**Stated exercise:**
Locate the word "title" in the entries below, then gather every line that holds it.

— Start —

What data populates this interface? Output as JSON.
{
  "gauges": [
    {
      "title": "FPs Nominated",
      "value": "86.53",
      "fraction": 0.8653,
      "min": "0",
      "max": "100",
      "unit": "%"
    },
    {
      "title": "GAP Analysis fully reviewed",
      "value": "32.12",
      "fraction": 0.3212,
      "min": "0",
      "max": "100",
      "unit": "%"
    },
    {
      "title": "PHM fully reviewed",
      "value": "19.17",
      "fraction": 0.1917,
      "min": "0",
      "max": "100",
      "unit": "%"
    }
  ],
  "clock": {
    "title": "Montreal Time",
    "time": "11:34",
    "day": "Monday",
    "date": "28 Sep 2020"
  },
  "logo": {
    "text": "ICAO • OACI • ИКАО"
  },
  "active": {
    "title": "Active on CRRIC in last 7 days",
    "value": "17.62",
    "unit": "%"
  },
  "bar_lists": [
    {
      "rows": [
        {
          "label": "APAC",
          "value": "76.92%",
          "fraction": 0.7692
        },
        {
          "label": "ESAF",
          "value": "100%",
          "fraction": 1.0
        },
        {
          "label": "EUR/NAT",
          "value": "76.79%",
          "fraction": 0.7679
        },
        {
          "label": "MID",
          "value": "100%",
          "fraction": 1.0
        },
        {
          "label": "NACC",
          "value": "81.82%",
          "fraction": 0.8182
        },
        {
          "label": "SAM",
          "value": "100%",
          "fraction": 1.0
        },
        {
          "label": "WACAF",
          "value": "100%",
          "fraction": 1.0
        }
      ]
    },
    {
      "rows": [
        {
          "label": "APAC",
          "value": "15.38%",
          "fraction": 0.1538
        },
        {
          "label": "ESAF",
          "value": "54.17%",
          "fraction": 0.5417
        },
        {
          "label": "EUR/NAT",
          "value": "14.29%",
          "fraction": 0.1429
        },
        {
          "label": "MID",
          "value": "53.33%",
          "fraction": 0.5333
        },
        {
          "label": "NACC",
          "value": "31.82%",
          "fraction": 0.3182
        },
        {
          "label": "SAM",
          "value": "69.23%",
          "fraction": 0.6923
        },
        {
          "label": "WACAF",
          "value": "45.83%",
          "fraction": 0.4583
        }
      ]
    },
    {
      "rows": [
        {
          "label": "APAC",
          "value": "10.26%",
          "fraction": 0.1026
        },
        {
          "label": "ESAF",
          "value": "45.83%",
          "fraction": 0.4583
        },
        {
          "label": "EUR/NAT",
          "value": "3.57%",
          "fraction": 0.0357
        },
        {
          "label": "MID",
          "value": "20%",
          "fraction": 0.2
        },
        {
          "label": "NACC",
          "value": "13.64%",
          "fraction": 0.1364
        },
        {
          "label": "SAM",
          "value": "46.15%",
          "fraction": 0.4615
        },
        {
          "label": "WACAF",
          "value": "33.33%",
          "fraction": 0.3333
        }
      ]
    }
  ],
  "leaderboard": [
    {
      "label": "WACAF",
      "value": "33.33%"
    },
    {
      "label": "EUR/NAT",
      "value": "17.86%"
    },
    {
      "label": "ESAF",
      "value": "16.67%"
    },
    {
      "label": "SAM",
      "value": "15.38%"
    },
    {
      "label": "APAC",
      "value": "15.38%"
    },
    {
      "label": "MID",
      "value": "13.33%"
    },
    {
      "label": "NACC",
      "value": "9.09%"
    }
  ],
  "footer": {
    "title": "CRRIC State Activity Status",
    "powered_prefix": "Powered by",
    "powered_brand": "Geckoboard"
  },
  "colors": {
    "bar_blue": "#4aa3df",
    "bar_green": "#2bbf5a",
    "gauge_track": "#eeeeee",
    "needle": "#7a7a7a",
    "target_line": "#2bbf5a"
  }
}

— End —

**In response:**
      "title": "FPs Nominated",
      "title": "GAP Analysis fully reviewed",
      "title": "PHM fully reviewed",
    "title": "Montreal Time",
    "title": "Active on CRRIC in last 7 days",
    "title": "CRRIC State Activity Status",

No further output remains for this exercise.